Records from a collection of figures:
──────────────────────────────

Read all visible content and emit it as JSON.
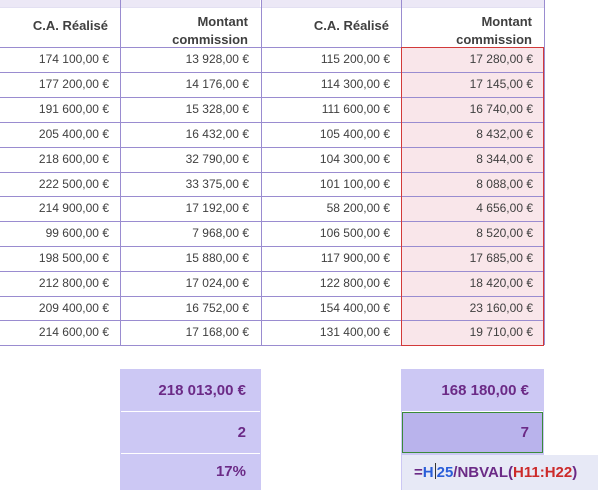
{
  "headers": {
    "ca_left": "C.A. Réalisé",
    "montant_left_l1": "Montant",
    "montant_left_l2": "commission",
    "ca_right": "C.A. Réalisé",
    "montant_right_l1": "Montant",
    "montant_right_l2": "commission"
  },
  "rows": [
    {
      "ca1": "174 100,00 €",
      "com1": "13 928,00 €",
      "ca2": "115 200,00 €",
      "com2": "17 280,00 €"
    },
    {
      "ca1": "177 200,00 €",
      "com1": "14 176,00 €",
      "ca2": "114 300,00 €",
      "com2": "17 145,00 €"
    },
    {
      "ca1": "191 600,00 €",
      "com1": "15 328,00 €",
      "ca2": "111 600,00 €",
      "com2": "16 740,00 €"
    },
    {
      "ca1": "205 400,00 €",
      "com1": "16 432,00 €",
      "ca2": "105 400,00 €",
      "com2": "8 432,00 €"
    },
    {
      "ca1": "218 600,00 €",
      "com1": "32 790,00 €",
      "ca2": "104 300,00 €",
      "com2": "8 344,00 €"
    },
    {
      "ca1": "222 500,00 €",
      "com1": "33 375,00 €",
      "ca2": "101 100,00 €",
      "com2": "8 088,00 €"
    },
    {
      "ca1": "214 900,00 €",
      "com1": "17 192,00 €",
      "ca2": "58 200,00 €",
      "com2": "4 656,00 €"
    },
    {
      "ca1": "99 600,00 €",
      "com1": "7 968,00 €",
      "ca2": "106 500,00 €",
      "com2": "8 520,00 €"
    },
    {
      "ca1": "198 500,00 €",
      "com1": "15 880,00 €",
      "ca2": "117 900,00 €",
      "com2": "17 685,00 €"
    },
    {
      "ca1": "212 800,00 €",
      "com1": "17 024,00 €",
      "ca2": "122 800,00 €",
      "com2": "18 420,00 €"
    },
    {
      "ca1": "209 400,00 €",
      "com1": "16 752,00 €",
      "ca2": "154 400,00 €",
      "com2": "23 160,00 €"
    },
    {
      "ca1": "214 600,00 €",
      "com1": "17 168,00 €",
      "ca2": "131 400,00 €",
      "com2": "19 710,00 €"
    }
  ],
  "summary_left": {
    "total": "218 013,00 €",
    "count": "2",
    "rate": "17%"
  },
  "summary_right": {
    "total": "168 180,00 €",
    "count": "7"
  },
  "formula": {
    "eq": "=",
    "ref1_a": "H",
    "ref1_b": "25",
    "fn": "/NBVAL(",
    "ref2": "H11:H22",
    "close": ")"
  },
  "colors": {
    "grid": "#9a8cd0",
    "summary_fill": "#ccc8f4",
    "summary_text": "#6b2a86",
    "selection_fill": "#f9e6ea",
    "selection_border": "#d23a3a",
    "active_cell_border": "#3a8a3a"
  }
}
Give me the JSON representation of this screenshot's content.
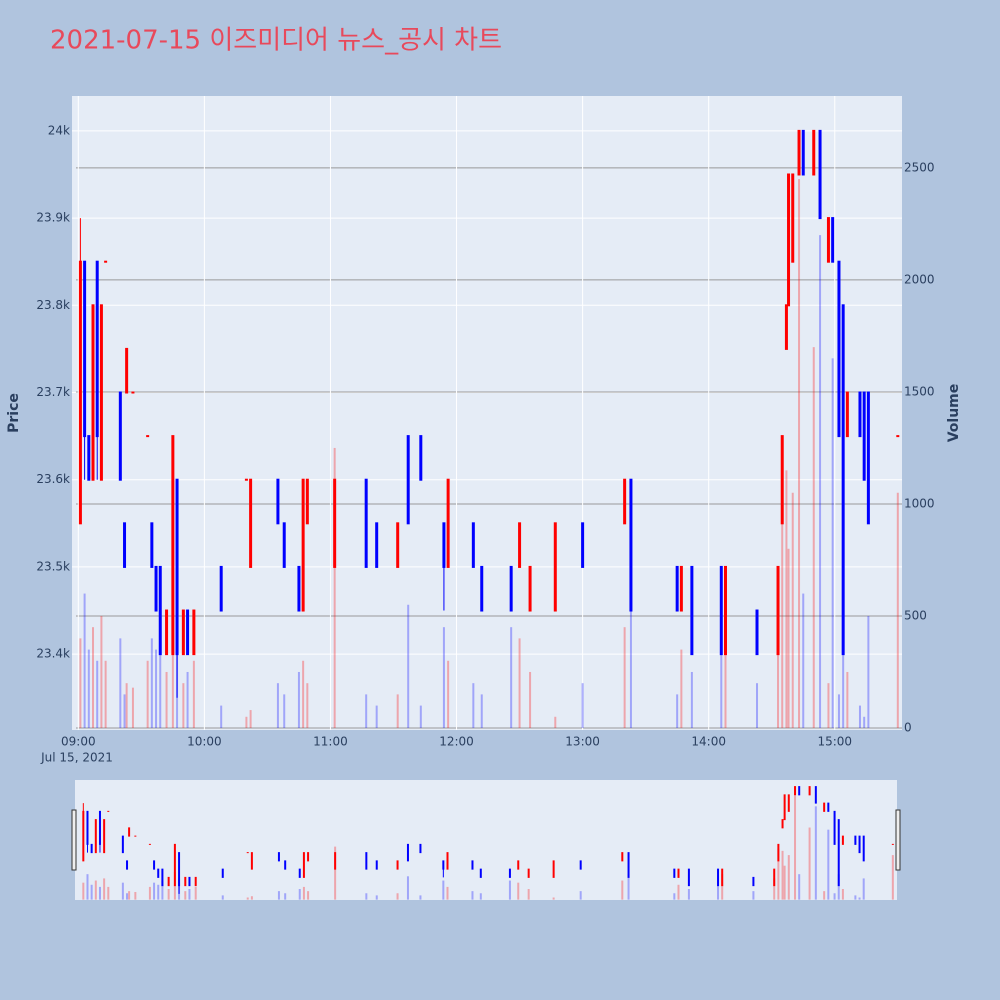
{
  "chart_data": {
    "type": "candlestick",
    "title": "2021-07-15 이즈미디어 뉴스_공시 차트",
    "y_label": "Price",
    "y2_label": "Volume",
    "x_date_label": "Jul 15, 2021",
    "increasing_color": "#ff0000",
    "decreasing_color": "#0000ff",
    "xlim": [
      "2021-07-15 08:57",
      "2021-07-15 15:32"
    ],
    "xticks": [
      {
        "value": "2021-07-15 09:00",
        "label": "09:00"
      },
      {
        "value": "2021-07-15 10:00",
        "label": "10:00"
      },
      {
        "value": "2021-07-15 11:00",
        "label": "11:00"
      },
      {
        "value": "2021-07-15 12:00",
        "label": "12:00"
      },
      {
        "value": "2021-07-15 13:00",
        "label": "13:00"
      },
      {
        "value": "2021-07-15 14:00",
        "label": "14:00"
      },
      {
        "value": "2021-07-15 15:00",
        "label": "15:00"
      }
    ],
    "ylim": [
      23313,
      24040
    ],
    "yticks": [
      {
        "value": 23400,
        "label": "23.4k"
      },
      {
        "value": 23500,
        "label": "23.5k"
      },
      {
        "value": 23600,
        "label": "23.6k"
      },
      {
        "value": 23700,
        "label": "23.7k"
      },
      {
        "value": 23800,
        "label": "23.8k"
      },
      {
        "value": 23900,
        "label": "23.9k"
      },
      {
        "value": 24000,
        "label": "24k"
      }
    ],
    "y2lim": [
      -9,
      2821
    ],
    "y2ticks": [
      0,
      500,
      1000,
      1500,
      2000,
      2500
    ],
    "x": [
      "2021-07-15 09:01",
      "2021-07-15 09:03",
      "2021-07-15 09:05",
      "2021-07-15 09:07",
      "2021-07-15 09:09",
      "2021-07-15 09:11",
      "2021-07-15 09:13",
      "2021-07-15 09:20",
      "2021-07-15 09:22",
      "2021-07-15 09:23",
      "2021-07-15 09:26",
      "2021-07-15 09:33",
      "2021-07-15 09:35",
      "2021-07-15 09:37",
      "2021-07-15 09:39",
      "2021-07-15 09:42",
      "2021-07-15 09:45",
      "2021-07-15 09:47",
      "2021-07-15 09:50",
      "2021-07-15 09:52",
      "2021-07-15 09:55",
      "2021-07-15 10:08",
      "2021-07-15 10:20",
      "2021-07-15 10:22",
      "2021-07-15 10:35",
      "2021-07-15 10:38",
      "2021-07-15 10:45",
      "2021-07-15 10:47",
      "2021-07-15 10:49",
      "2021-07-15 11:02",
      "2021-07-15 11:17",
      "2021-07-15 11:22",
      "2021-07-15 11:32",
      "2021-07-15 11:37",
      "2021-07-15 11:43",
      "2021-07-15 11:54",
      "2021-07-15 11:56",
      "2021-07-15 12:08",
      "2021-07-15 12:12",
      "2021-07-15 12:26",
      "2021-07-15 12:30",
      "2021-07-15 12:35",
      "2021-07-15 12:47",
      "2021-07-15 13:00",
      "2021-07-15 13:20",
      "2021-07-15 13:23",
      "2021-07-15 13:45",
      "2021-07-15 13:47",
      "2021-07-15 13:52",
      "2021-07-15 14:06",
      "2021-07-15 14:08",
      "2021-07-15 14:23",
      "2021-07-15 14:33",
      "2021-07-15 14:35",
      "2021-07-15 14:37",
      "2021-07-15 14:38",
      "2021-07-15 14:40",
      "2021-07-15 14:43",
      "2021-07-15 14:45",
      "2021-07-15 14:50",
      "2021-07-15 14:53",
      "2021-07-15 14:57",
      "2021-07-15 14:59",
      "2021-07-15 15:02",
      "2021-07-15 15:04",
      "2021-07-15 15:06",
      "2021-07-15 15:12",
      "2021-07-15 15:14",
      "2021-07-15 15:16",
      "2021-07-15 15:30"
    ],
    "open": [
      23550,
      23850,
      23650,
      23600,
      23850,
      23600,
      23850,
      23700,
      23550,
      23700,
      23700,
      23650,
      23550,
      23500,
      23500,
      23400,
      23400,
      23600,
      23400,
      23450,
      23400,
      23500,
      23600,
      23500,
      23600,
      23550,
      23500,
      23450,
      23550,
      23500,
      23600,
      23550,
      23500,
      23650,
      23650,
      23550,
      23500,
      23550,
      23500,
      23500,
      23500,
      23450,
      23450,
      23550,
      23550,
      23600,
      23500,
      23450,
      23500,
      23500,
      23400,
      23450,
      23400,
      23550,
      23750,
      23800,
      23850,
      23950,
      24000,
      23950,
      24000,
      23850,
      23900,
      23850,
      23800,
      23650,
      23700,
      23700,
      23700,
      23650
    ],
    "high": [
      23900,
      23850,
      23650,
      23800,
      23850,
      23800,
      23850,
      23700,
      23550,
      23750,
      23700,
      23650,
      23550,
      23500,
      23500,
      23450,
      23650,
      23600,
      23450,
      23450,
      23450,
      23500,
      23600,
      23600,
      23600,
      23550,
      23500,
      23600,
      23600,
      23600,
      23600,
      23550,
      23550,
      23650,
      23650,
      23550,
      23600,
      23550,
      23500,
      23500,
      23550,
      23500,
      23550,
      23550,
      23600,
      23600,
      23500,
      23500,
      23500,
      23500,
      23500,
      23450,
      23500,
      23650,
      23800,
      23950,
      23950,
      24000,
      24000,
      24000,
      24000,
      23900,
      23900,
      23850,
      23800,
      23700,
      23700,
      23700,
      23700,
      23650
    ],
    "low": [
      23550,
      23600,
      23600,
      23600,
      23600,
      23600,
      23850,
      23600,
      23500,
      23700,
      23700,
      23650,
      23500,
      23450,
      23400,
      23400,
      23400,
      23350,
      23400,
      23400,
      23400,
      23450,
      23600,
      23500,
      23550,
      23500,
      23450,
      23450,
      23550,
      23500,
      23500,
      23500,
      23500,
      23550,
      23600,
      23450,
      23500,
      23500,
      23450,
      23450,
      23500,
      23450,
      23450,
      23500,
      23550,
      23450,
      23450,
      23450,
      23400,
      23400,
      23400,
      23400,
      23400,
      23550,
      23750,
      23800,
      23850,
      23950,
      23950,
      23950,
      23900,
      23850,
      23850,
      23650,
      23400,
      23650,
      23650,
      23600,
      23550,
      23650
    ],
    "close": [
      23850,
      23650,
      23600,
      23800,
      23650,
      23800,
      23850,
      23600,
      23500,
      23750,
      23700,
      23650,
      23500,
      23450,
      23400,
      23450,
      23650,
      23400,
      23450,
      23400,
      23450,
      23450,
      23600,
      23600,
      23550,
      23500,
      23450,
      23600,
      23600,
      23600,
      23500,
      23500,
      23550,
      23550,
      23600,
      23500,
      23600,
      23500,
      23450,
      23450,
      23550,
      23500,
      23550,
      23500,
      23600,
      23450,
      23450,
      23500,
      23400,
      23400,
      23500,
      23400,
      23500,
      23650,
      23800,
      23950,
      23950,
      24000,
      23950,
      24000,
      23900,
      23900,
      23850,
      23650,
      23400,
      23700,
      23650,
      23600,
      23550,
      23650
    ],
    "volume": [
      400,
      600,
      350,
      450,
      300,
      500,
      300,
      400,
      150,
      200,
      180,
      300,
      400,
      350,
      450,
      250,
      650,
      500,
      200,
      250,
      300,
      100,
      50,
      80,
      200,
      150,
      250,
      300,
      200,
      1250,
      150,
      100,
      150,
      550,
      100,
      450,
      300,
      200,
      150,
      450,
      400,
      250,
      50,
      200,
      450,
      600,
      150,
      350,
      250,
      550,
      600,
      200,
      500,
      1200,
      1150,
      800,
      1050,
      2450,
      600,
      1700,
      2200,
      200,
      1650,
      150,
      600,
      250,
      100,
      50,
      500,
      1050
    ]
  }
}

──────────────────────────────

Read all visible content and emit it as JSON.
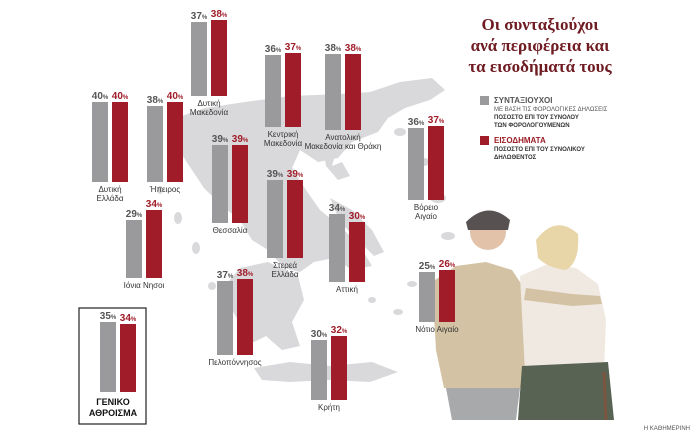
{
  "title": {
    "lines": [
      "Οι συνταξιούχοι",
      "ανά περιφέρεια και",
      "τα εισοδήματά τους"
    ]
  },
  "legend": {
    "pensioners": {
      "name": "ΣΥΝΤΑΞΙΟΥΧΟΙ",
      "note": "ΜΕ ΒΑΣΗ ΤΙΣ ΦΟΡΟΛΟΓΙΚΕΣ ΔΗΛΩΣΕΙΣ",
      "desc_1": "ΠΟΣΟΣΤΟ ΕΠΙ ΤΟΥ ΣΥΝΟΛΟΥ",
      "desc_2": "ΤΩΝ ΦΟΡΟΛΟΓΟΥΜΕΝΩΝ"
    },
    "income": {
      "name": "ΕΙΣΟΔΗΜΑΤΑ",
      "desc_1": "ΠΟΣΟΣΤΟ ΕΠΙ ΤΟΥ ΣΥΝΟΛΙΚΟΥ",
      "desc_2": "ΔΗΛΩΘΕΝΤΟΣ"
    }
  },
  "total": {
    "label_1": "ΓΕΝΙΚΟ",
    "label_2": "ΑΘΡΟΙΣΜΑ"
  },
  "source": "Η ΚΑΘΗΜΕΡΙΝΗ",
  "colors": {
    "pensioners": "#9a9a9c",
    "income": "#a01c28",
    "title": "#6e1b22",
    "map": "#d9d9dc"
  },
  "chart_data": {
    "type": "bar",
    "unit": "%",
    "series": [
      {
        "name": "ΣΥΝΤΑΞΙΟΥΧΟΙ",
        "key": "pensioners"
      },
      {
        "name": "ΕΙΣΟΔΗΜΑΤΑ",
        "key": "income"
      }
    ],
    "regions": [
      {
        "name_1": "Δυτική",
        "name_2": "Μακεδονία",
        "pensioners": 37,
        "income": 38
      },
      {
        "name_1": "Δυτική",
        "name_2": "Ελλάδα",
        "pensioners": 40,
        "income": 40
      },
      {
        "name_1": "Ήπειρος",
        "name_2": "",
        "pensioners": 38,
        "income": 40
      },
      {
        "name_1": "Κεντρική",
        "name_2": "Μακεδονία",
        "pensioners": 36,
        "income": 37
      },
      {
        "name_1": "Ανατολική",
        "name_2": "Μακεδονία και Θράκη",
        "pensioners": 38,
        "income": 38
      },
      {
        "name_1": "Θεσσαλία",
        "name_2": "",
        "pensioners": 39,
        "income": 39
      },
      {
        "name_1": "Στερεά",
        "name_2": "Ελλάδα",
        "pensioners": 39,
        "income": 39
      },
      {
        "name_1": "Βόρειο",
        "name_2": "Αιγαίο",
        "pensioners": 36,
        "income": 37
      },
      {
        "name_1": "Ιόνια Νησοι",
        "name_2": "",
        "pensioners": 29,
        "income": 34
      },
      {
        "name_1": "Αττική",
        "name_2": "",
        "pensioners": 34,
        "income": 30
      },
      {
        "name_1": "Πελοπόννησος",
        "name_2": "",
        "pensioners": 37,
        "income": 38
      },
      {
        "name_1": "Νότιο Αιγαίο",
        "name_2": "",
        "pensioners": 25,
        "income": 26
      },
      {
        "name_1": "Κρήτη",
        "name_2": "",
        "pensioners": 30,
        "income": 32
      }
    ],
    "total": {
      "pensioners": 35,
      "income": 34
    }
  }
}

──────────────────────────────

(Given problem):
Tally up how many lines in the preceding listing contain the word "commission". Give nothing but the number.

(Solution):
2